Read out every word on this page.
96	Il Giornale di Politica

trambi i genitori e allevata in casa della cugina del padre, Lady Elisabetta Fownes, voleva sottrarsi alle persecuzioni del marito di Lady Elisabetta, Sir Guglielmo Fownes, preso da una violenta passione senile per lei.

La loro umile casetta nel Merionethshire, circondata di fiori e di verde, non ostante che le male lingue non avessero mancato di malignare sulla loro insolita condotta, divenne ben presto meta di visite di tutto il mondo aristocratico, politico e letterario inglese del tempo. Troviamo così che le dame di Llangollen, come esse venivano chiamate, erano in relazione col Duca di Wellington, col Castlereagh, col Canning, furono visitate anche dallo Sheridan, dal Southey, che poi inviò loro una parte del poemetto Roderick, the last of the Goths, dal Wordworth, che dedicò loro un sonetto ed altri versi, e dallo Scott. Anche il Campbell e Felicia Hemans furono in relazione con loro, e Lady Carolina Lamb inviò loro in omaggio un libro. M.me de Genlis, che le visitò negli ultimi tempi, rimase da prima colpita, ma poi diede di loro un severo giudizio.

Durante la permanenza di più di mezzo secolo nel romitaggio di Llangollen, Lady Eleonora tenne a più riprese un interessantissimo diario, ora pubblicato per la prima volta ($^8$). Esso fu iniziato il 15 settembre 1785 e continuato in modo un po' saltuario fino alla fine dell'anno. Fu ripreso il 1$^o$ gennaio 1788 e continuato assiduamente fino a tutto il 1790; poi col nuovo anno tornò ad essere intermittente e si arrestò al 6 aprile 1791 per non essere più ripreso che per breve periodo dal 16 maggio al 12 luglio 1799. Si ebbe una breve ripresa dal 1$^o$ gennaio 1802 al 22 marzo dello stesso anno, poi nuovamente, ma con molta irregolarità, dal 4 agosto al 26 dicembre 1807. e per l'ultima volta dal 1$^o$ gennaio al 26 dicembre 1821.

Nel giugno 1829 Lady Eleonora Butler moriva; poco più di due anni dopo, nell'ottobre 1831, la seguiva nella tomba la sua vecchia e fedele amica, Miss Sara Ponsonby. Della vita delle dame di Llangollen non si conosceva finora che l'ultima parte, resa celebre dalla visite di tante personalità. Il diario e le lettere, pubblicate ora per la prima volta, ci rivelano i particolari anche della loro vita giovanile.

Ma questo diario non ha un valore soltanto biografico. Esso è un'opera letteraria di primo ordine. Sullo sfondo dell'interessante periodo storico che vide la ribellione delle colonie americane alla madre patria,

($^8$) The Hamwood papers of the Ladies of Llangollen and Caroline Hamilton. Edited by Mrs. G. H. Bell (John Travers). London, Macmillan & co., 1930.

====

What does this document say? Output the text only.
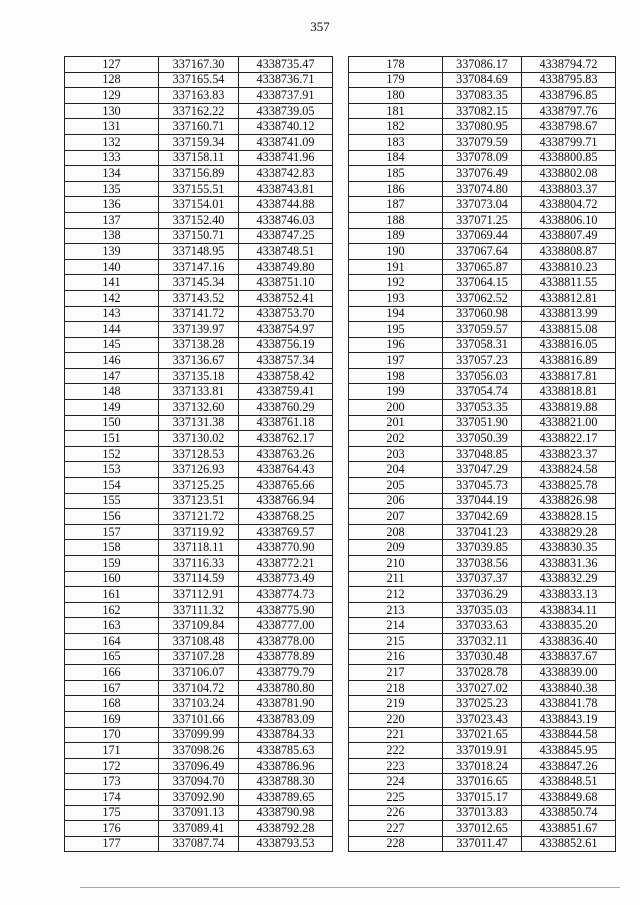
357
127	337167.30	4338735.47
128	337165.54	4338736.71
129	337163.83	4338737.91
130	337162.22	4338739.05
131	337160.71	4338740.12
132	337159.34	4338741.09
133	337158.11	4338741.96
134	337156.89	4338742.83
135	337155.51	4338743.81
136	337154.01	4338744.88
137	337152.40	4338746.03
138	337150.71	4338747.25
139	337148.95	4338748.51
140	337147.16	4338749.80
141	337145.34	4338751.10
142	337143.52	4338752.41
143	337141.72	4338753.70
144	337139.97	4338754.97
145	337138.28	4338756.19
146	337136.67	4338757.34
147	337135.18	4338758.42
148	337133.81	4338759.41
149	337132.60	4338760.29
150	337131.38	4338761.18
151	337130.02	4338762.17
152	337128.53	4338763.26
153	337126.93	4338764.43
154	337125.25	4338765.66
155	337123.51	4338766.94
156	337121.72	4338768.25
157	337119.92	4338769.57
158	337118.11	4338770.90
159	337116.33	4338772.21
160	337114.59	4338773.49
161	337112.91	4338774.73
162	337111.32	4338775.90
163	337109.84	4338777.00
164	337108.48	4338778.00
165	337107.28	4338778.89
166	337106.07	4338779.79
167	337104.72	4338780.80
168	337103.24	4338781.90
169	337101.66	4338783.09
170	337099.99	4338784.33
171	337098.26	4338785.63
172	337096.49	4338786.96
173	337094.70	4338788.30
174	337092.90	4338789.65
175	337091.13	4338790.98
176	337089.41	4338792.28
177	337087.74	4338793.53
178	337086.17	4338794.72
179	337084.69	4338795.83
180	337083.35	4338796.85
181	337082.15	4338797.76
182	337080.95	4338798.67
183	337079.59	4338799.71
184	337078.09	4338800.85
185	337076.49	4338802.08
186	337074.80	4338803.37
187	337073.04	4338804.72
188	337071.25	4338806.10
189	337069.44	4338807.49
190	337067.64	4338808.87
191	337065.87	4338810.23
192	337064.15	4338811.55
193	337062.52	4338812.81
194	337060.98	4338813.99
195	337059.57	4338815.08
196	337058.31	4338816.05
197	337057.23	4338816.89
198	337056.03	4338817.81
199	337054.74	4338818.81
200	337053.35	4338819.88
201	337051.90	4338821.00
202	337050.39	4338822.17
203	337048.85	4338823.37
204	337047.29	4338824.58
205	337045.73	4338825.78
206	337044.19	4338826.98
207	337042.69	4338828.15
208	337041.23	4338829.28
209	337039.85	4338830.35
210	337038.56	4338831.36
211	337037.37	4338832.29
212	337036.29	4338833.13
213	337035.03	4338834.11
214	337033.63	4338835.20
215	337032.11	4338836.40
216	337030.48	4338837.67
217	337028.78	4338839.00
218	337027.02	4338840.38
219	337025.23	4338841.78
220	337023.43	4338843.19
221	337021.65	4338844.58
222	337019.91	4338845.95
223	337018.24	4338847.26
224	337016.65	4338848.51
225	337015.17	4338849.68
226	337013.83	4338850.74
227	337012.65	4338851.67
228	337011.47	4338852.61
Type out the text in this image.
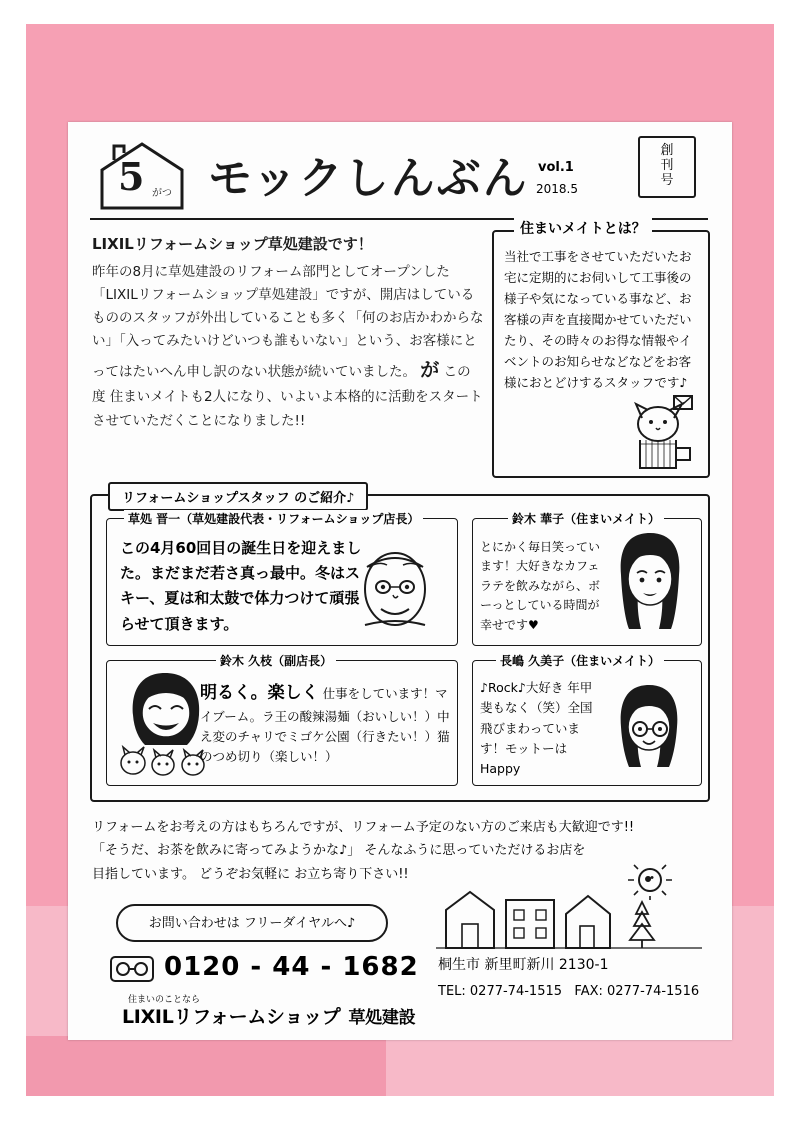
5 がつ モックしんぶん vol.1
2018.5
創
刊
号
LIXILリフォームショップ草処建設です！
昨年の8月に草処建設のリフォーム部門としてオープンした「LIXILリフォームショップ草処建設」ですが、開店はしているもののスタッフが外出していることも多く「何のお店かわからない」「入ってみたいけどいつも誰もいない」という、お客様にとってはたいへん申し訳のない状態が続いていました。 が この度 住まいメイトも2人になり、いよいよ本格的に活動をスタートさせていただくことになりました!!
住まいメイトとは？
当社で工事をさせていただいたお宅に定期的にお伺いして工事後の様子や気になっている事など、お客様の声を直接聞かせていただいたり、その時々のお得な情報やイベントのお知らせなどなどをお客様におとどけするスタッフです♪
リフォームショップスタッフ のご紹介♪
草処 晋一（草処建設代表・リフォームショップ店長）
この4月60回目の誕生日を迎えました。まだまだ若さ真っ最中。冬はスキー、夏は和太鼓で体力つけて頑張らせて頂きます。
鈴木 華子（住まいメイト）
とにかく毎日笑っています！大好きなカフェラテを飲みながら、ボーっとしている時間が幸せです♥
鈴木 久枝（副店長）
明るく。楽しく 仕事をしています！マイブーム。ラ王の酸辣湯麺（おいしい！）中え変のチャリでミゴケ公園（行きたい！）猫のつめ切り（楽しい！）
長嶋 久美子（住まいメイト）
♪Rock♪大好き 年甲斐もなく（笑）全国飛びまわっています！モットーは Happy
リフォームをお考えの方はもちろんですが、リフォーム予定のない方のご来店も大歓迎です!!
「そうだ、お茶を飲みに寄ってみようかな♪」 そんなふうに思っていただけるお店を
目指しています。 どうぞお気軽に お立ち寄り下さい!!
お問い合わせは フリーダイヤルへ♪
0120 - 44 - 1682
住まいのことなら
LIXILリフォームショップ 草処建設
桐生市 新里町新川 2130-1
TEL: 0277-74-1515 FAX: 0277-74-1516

====

(Given task)
From the listing above, collect every line that mentions the word "text".

(Solution below)
What does this document say? Output the text only.
Type out the text in this image.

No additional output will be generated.